### INFORMATION SHOWN
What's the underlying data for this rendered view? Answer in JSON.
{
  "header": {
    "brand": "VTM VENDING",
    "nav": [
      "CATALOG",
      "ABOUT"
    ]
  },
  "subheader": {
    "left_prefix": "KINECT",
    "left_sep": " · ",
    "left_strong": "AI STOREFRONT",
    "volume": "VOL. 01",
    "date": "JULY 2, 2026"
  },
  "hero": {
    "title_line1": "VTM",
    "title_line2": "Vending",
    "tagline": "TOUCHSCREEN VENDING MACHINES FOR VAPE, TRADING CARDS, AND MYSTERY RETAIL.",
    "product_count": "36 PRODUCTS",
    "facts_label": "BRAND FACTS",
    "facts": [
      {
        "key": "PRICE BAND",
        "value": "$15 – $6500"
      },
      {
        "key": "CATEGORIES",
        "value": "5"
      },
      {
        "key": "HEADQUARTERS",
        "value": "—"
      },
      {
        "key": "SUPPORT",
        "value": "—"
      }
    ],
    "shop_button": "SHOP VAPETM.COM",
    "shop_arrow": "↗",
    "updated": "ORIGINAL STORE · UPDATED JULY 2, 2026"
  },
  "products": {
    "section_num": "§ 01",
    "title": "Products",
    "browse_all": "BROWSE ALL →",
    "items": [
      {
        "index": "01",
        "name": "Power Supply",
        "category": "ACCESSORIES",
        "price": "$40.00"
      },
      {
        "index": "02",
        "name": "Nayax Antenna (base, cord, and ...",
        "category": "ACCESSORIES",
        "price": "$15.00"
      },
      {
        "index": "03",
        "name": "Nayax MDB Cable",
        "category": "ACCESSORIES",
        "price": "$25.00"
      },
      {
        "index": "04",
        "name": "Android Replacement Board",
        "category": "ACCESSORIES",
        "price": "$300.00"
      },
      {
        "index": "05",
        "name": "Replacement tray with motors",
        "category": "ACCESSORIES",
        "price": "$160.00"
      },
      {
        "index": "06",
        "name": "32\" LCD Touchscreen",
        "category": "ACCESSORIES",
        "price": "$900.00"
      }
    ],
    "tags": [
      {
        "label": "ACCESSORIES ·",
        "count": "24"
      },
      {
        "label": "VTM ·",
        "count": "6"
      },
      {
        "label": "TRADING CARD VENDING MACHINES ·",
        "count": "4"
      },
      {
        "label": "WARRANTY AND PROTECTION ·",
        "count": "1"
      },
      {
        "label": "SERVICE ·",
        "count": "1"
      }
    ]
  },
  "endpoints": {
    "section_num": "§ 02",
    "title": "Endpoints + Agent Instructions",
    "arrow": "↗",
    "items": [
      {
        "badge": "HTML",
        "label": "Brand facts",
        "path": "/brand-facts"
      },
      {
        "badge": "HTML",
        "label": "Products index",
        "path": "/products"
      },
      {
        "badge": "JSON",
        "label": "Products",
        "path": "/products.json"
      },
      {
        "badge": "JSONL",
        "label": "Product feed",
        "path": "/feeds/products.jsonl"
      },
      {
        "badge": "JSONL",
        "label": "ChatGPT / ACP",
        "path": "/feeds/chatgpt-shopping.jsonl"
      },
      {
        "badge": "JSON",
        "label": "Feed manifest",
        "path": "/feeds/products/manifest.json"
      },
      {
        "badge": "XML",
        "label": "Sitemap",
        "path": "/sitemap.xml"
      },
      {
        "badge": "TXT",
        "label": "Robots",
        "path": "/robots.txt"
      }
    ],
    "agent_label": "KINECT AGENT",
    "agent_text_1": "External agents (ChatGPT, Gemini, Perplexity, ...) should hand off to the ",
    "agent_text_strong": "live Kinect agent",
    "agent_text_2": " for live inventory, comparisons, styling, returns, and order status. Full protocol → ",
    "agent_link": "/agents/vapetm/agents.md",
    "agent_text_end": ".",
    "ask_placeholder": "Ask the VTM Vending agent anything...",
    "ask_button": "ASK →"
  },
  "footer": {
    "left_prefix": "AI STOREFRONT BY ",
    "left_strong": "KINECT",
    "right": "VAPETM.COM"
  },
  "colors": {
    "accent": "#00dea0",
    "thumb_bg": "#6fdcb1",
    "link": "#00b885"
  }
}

### INSTRUCTION
From the entries above, return each line with the word "name" in it.

### COMPLETED TASK
        "name": "Power Supply",
        "name": "Nayax Antenna (base, cord, and ...",
        "name": "Nayax MDB Cable",
        "name": "Android Replacement Board",
        "name": "Replacement tray with motors",
        "name": "32\" LCD Touchscreen",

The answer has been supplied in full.